* BEGIN Extract *
Git excels at tracking text files, but struggles with large binary files. Every clone downloads the entire history, and binary files don't compress or diff efficiently. Git Large File Storage (LFS) solves this by replacing large files with lightweight pointers while storing actual content separately. This guide covers setup, workflows, migration, and alternatives for managing large files in Git.
Why Git Struggles with Large Files
┌─────────────────────────────────────────────────────────────┐
│ GIT WITHOUT LFS │
├─────────────────────────────────────────────────────────────┤
│ │
│ Repository: 50MB code + 2GB images │
│ │
│ Clone operation: │
│ ├── Download all commits │
│ ├── Download ALL versions of ALL images │
│ └── Total: 8GB (historical versions) │
│ │
│ Time: 20+ minutes │
│ │
├─────────────────────────────────────────────────────────────┤
│ GIT WITH LFS │
├─────────────────────────────────────────────────────────────┤
│ │
│ Repository: 50MB code + pointer files │
│ │
│ Clone operation: │
│ ├── Download all commits (code + pointers) │
│ └── Download only CURRENT version of images │
│ │
│ Total: 250MB │
│ Time: 2 minutes │
│ │
└─────────────────────────────────────────────────────────────┘
When to Use Git LFS
| File Type | Typical Size | LFS Recommended |
|---|---|---|
| Source code | < 100KB | No |
| Config files | < 1MB | No |
| Small images | < 500KB | Optional |
| PSD/AI files | 10-500MB | Yes |
| Video files | 100MB+ | Yes |
| ML models | 100MB+ | Yes |
| Game assets | 10MB+ | Yes |
| Compiled binaries | 10MB+ | Yes |
| Datasets | 10MB+ | Yes |
Rule of thumb: Track files with LFS if they're binary AND (larger than 1MB OR change frequently).
* END Extract *
* BEGIN Data shown *
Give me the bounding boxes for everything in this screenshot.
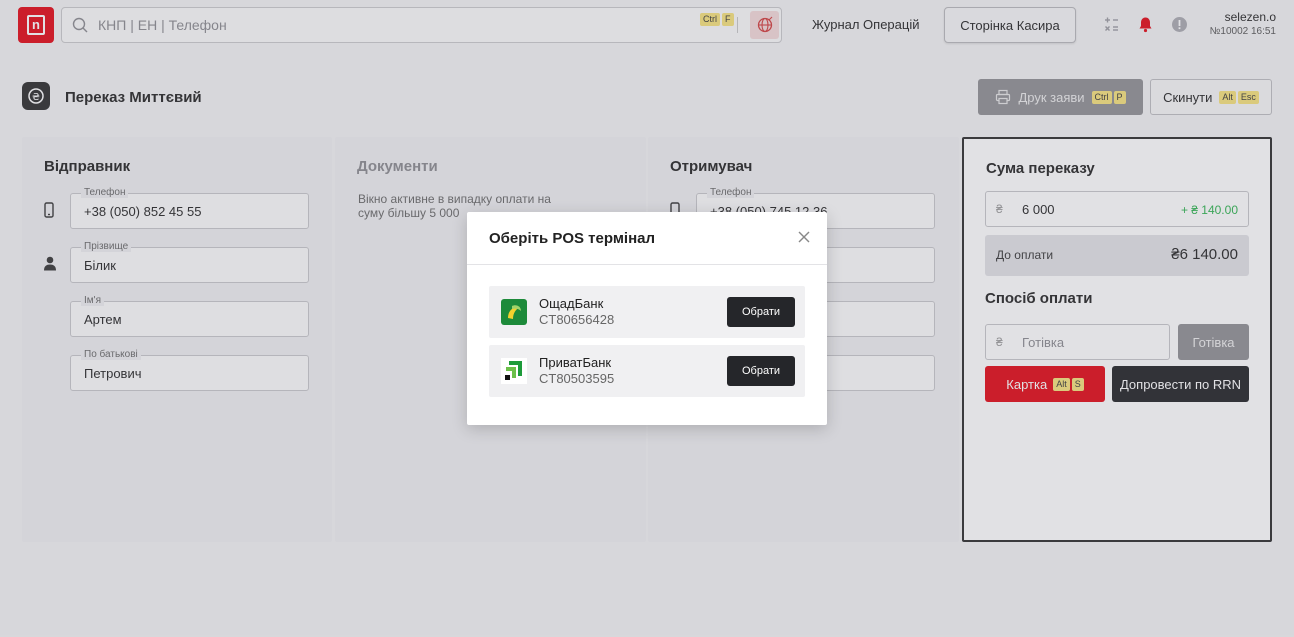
* END Data shown *
■ What this exercise asks ■
**a)** Translate this sentence from the Git LFS guide into Spanish: "Git Large File Storage (LFS) solves this by replacing large files with lightweight pointers while storing actual content separately."
**b)** Extend the Git LFS guide, beginning after its rule of thumb for tracking files with LFS.
The data shown above have no connection to the Git LFS guide.

■ Response list ■
**a)** Git Large File Storage (LFS) resuelve esto sustituyendo los archivos grandes por punteros ligeros, mientras almacena el contenido real por separado.

**b)**
Setting Up Git LFS
Installation
# macOS
brew install git-lfs
# Ubuntu/Debian
sudo apt install git-lfs
# Windows
# Download from https://git-lfs.github.com/
# Or use: choco install git-lfs
# Initialize Git LFS for your user
git lfs install
Repository Setup
# Navigate to your repository
cd my-repo
# Track file types with LFS
git lfs track "*.psd"
git lfs track "*.mp4"
git lfs track "*.zip"
git lfs track "assets/large/**"
# Check tracked patterns
git lfs track
# This creates/updates .gitattributes
cat .gitattributes
# *.psd filter=lfs diff=lfs merge=lfs -text
# *.mp4 filter=lfs diff=lfs merge=lfs -text
# ...
# Commit the tracking configuration
git add .gitattributes
git commit -m "Configure Git LFS tracking"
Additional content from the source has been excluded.